* START Stored records *

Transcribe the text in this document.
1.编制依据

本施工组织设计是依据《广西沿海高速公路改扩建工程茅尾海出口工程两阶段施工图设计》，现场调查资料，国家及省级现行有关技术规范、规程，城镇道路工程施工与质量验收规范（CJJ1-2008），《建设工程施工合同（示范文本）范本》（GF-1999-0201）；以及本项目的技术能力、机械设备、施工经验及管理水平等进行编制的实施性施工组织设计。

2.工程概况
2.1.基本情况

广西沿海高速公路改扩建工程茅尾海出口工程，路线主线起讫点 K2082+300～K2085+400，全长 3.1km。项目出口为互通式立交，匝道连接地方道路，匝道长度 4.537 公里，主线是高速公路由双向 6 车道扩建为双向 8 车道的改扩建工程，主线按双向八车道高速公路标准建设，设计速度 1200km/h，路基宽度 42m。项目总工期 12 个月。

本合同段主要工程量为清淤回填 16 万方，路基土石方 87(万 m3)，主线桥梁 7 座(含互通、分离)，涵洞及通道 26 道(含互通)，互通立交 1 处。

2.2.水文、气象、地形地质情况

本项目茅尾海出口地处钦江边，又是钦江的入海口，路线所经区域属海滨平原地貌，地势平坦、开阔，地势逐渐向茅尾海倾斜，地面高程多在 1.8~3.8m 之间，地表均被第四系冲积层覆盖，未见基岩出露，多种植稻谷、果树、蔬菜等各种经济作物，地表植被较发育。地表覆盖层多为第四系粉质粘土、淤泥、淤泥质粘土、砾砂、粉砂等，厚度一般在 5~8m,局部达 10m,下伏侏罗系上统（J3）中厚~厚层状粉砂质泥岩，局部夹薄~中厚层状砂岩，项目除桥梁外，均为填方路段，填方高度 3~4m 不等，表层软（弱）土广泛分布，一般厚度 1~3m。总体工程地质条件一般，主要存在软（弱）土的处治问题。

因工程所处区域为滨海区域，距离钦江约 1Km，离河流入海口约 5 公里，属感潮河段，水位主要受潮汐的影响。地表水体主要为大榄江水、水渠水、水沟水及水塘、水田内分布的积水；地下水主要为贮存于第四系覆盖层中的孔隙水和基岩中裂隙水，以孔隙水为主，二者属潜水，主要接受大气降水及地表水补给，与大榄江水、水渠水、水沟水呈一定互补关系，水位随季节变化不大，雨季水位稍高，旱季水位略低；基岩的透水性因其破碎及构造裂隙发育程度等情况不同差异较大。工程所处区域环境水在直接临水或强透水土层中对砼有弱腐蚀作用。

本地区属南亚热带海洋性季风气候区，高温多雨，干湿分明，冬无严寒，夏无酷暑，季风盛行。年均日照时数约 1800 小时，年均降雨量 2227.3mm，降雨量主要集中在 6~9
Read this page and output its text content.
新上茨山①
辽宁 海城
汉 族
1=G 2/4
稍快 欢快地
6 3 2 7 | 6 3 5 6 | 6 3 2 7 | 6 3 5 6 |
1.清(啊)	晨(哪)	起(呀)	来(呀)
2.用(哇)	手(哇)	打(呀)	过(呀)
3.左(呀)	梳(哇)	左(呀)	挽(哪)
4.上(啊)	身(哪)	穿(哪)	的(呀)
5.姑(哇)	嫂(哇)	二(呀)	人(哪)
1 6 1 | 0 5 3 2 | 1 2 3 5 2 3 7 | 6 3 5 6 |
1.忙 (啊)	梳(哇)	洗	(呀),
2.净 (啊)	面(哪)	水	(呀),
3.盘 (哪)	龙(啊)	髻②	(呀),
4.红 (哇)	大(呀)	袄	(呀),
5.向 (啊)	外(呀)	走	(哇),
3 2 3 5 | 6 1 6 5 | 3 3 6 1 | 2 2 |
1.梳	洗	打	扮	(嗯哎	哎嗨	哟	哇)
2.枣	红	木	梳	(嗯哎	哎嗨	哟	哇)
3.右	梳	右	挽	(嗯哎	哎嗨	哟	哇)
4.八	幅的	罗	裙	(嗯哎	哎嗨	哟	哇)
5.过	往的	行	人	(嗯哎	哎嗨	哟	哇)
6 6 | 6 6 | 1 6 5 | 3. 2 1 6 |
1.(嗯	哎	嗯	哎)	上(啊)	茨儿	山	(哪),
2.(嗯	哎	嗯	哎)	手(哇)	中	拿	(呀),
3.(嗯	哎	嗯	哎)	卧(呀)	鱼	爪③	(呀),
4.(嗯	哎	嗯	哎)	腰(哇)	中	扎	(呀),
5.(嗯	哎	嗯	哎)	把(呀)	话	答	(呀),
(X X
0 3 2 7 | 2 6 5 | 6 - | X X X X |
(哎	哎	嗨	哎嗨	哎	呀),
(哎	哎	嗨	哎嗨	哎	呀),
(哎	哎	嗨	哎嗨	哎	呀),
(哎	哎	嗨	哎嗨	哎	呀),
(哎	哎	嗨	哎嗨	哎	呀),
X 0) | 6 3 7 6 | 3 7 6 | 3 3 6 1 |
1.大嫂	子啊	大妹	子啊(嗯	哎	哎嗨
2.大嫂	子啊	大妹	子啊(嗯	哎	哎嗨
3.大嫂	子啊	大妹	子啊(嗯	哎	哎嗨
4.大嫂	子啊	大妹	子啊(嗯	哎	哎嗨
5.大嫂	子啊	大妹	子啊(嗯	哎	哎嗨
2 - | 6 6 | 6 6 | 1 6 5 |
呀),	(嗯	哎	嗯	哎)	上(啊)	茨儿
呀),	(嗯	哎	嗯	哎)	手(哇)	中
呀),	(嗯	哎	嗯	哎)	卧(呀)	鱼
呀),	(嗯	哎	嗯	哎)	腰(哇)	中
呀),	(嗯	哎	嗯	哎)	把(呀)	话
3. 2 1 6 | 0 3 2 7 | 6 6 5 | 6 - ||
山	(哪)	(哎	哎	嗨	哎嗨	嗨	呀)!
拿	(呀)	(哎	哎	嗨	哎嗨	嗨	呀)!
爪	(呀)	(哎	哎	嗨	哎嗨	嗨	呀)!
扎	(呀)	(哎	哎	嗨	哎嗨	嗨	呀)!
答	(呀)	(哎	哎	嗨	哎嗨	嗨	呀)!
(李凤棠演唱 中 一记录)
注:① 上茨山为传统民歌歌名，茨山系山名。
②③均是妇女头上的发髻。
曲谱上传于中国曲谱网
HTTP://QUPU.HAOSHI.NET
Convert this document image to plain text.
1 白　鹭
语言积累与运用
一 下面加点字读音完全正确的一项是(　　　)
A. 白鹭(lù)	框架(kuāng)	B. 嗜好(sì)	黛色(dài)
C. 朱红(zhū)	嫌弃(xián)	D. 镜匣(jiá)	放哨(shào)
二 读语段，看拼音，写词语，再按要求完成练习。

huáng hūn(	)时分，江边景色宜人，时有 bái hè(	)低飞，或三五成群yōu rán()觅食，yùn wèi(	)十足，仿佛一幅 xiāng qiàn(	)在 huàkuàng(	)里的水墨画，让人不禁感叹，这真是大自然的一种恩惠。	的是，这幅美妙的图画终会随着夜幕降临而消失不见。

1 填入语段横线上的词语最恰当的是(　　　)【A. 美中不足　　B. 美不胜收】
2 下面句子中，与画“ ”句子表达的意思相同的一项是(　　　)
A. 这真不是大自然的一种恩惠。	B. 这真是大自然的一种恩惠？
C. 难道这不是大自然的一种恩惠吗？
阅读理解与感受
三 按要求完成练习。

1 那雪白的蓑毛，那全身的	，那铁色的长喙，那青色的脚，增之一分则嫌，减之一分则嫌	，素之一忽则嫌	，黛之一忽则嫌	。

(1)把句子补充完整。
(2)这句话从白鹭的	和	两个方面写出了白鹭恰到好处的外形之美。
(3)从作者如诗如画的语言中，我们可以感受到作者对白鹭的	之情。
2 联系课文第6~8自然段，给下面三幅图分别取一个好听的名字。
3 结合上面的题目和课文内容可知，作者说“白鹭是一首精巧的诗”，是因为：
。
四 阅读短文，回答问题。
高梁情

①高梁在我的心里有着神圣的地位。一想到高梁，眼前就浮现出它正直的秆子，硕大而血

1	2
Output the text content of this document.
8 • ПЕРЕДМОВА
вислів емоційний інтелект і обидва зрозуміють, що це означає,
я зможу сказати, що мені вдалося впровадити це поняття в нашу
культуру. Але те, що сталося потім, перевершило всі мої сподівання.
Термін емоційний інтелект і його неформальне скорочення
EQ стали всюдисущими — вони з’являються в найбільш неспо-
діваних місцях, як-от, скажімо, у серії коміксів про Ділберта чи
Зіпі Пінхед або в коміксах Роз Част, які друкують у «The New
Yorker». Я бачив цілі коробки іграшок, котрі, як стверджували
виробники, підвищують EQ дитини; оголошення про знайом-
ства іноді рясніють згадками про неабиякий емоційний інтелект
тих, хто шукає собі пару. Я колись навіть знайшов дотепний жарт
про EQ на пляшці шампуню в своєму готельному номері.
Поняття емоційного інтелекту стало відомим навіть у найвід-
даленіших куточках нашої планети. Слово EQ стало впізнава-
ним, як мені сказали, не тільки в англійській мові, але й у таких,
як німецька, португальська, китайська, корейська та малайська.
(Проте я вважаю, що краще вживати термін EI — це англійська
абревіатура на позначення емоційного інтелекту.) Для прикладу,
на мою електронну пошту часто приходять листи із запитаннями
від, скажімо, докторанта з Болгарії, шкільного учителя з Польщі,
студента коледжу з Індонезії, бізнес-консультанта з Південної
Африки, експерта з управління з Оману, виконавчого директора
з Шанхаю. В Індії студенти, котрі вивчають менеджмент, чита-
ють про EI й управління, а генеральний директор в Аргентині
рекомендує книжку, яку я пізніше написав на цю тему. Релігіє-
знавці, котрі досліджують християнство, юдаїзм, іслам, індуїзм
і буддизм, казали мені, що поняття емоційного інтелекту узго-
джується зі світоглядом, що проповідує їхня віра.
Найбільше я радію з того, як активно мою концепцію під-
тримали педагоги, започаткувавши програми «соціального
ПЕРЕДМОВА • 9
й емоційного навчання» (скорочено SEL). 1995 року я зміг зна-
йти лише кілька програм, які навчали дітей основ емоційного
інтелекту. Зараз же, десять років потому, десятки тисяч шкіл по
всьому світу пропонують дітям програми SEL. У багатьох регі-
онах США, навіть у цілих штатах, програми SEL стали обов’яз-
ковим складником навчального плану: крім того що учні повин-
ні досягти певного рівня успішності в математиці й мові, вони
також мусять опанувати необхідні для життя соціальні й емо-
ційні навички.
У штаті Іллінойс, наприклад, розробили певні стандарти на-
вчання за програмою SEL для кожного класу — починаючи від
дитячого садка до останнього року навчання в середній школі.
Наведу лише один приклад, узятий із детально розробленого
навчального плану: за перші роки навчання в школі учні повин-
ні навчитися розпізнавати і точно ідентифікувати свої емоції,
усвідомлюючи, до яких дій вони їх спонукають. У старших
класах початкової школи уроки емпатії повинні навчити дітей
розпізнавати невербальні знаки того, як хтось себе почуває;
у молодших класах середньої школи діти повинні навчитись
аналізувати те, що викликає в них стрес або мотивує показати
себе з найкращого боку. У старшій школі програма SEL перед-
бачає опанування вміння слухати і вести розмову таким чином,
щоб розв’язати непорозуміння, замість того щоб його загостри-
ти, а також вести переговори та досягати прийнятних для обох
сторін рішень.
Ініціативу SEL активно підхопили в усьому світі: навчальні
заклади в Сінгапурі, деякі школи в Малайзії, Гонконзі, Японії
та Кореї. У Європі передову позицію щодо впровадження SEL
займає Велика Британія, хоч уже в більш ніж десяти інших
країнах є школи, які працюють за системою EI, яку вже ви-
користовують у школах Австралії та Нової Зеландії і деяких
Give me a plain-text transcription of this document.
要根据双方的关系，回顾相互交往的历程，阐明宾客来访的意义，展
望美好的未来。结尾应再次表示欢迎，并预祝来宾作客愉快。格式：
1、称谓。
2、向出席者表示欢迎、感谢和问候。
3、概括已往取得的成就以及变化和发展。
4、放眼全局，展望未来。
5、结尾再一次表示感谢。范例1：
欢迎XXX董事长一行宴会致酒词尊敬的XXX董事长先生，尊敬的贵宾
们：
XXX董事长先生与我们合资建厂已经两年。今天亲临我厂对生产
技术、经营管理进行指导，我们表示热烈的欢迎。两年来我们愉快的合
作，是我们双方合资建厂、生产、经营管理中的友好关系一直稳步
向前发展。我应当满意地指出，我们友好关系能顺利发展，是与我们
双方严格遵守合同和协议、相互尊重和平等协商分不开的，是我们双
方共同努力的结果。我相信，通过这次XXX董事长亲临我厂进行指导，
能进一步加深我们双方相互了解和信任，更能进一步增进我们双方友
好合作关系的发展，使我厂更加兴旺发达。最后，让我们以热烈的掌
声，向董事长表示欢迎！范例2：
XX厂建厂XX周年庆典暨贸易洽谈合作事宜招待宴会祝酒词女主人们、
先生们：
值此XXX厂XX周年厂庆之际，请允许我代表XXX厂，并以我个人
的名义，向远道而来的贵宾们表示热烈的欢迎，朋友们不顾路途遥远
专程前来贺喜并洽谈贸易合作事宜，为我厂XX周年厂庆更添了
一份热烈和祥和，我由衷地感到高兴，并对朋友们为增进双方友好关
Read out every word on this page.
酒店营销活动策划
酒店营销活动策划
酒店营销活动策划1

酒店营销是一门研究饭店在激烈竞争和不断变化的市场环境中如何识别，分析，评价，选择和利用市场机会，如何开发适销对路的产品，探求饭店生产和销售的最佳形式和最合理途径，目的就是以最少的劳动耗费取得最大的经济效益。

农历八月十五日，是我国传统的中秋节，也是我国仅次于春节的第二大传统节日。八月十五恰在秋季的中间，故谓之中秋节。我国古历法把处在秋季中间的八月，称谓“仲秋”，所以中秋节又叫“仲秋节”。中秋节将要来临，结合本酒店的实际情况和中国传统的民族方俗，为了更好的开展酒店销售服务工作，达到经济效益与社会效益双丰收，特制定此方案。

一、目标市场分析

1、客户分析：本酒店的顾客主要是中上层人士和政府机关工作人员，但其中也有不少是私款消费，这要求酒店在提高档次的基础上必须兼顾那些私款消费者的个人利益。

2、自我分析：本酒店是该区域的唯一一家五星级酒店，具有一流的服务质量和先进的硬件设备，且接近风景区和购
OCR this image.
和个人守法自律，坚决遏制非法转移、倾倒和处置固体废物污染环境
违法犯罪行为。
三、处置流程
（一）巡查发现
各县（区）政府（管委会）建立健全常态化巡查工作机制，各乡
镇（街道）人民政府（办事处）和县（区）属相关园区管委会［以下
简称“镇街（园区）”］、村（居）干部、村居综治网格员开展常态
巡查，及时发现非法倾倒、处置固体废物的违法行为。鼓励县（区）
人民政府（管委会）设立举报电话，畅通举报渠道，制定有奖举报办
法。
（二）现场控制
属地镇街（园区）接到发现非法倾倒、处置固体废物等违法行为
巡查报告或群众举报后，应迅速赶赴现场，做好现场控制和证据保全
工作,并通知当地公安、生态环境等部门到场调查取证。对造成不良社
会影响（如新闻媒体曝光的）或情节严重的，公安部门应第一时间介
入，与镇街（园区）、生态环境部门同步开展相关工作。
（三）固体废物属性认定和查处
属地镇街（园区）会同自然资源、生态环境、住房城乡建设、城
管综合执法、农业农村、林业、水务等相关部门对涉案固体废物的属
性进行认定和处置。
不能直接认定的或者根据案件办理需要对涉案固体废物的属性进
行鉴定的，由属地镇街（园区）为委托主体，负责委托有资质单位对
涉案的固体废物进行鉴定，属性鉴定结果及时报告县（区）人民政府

* END Stored records *

__What the exercise asks__:
In the entries above, identify every line with the string "Read".

__Solution__:
Read this page and output its text content.
Read out every word on this page.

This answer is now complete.